▶ Job: Isolate every line in the records below with "nand" in it.

* BEGIN Record extracts *

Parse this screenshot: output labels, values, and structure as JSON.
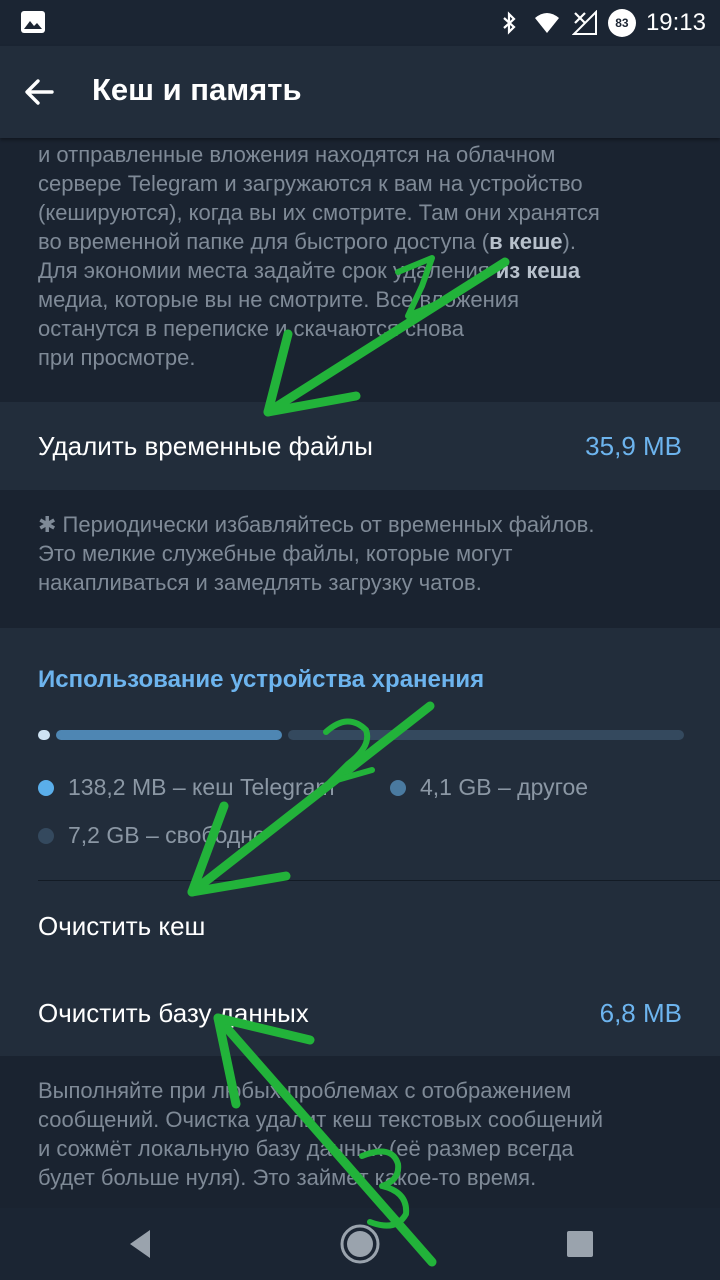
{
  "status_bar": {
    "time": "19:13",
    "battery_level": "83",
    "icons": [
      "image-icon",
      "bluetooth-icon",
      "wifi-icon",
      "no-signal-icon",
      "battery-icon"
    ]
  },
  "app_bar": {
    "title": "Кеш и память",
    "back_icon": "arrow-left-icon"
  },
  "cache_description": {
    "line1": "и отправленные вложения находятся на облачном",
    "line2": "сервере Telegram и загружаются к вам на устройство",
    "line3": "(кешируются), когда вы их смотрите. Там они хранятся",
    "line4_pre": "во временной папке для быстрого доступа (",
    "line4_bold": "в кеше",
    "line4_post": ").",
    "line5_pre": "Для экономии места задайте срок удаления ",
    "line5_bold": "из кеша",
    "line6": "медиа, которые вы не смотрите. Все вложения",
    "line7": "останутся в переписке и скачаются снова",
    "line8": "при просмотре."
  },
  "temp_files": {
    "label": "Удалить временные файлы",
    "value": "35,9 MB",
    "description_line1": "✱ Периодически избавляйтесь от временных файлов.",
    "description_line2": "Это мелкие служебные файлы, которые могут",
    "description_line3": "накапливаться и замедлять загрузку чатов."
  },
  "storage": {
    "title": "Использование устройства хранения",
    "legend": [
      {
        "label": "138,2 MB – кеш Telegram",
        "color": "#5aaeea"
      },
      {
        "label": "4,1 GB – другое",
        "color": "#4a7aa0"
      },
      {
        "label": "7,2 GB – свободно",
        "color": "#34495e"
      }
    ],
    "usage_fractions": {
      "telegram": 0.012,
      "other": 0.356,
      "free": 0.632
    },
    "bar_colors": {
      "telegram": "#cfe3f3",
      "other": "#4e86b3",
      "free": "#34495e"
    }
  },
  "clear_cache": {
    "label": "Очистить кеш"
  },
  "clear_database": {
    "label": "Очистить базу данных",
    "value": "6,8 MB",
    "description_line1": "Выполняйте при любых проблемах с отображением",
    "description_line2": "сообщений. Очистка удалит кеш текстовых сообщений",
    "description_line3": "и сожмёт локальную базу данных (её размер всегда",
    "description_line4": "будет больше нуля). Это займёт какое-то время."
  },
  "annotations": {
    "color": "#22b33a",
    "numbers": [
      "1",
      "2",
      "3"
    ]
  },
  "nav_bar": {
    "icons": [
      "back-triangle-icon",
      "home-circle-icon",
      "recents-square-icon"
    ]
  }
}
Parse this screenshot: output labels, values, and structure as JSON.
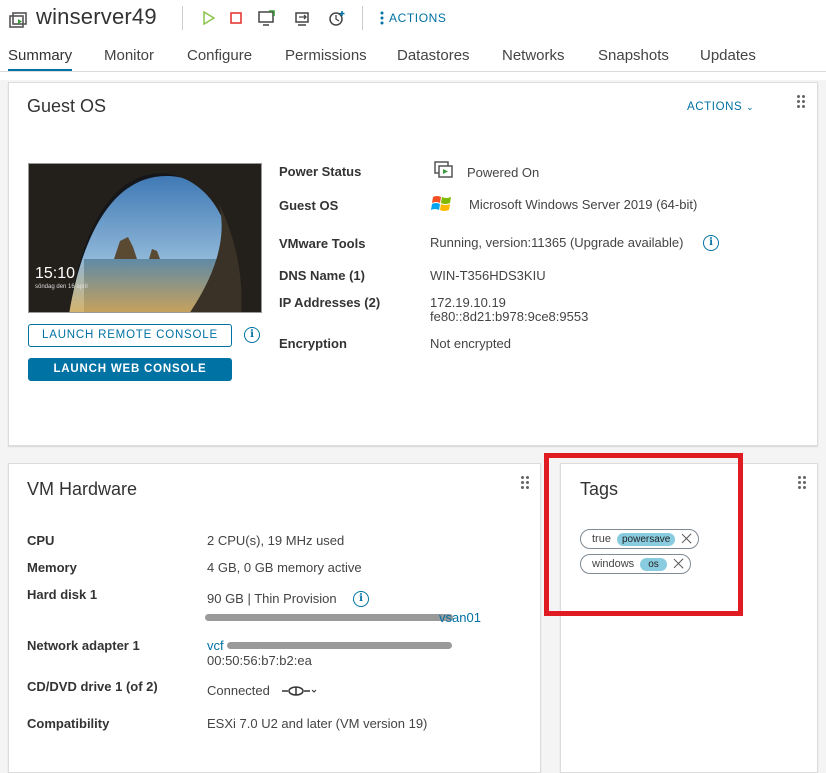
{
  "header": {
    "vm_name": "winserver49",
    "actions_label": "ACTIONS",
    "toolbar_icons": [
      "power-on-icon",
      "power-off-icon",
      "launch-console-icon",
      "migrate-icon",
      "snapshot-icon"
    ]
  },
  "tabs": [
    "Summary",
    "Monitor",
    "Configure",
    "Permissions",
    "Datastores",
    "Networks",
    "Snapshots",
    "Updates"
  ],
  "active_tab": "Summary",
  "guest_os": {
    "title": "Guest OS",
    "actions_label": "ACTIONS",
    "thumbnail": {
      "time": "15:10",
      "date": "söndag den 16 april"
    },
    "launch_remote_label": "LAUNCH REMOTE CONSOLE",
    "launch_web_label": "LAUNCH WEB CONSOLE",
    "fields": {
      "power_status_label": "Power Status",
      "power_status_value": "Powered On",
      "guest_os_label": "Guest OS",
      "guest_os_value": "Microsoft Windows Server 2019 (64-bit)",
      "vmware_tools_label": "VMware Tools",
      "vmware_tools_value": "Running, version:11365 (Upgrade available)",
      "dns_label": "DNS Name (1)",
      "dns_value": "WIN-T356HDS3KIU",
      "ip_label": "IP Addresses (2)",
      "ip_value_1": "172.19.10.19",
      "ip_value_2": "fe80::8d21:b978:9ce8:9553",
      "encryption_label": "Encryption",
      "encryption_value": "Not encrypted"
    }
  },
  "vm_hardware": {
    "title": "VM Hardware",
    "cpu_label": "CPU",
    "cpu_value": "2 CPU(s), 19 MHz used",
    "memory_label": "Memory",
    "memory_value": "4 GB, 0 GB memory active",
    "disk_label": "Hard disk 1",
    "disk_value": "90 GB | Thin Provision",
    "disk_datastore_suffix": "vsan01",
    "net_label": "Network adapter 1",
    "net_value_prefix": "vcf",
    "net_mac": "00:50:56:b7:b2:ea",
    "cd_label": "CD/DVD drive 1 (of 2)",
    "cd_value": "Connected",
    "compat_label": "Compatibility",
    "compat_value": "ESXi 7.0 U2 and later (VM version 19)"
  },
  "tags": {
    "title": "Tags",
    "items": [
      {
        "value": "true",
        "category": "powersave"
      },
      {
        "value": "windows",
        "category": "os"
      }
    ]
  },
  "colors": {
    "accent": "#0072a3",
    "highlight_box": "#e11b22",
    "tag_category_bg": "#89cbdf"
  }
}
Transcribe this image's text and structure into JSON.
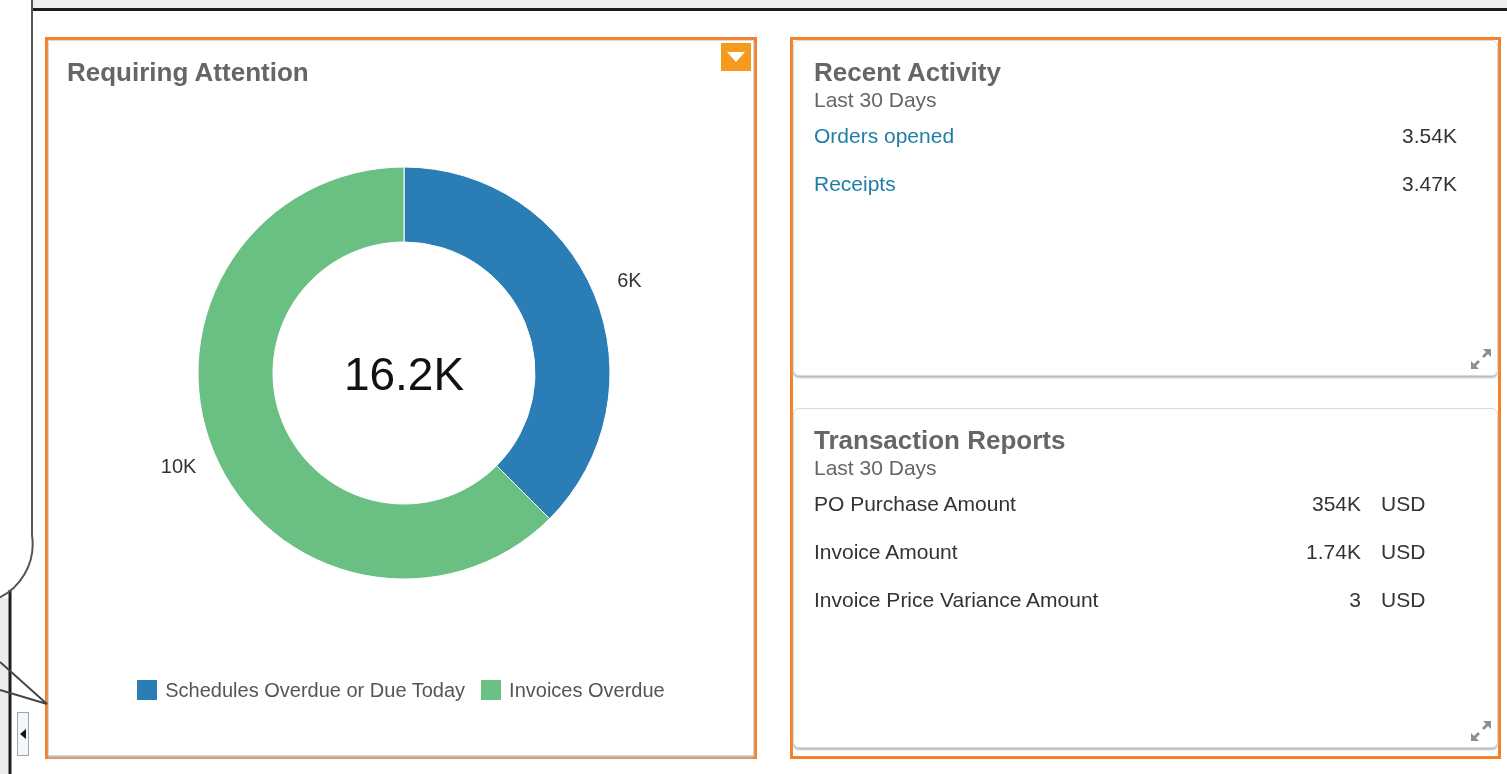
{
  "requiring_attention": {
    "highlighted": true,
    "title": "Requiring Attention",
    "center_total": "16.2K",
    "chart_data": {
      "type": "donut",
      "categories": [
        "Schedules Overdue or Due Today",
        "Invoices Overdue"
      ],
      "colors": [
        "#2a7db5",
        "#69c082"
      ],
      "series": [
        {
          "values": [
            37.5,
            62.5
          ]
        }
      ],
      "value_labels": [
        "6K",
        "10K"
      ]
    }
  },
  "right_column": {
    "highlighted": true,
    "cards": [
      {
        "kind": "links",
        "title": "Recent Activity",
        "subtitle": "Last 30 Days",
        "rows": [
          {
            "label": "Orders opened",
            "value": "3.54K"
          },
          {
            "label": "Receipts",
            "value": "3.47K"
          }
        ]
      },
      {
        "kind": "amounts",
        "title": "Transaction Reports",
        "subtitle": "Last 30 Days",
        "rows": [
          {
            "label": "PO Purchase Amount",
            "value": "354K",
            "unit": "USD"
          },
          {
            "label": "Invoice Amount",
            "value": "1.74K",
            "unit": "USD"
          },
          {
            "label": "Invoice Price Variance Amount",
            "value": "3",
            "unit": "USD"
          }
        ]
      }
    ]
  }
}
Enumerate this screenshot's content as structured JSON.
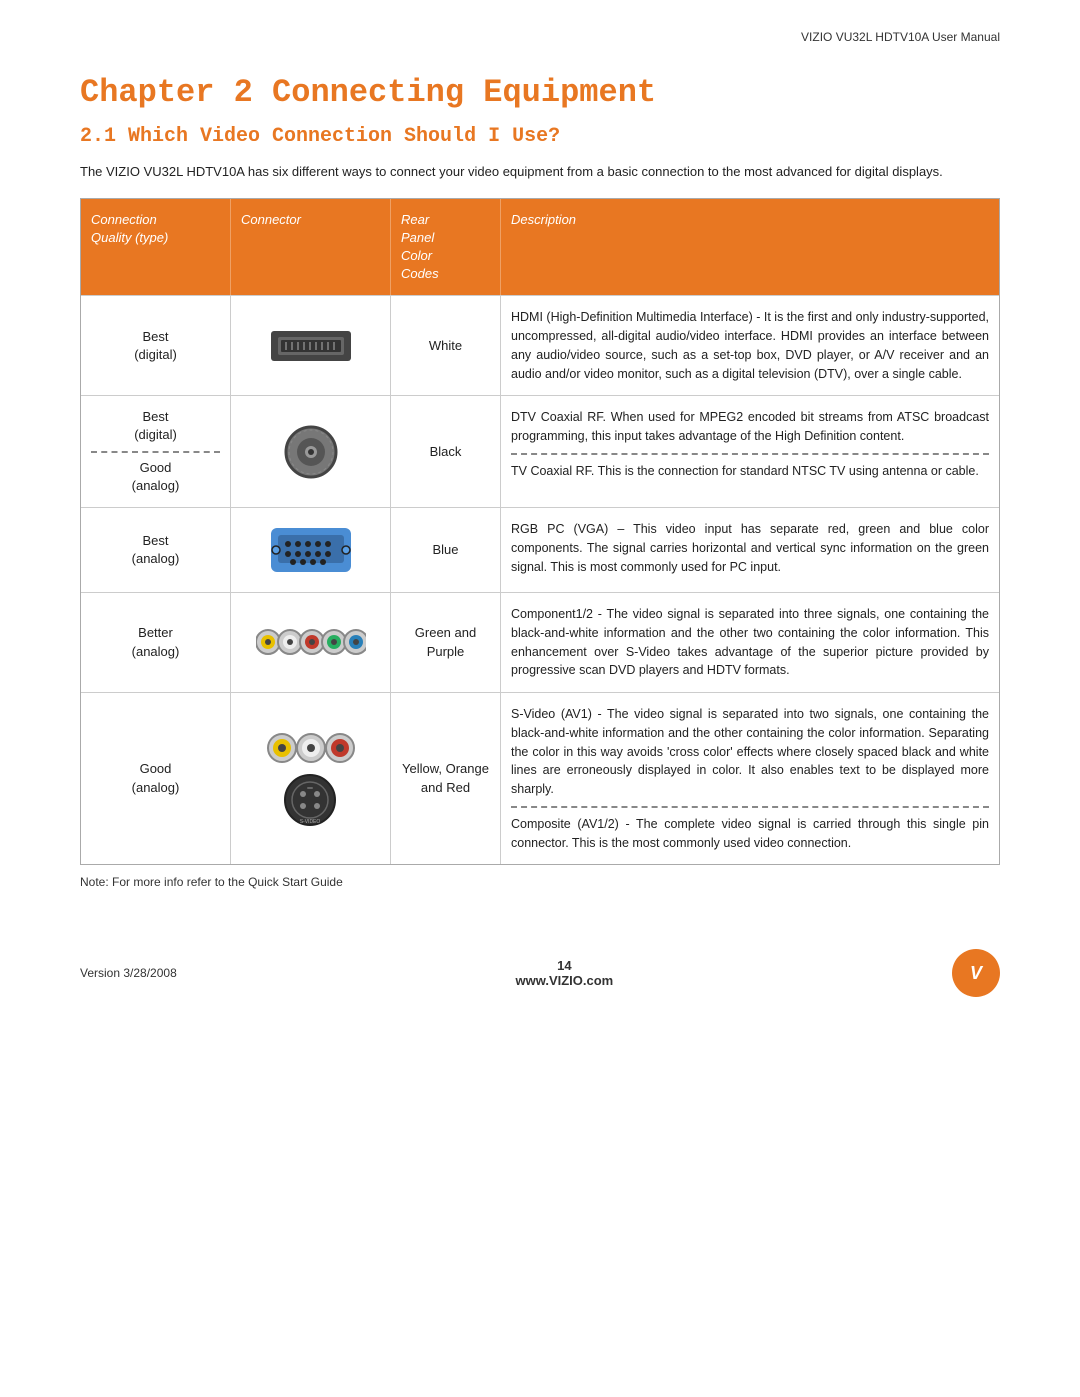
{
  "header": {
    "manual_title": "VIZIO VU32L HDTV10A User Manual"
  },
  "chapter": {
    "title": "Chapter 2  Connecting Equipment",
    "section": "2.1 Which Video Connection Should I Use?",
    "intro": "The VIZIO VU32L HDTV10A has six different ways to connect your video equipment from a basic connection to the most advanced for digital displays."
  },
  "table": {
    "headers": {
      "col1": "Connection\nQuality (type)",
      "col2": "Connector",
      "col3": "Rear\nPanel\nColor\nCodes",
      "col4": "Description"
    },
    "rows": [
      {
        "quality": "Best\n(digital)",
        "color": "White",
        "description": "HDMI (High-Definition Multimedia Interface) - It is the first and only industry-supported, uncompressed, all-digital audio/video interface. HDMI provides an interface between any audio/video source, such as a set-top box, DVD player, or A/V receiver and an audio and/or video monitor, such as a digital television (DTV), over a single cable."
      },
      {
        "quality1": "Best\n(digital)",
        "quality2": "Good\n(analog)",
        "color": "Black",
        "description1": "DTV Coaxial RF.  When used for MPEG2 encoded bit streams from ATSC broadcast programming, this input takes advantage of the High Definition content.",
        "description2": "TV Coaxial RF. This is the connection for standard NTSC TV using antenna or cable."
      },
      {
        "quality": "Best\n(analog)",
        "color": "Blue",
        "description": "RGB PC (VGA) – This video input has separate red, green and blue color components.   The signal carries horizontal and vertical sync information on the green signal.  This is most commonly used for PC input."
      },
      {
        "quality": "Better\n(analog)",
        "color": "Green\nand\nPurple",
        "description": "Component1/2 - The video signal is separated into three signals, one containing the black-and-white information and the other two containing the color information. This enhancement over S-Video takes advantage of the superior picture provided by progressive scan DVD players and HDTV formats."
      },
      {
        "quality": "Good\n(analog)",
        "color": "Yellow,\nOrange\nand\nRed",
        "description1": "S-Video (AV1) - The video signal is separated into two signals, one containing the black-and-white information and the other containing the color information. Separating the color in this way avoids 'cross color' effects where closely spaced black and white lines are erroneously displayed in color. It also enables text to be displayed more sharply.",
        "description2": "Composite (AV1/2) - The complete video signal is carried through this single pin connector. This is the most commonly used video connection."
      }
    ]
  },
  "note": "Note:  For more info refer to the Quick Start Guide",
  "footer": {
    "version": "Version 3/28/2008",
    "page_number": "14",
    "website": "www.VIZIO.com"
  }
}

* END Record extracts *

▶ Worked solution:
        "color": "Green\nand\nPurple",
        "color": "Yellow,\nOrange\nand\nRed",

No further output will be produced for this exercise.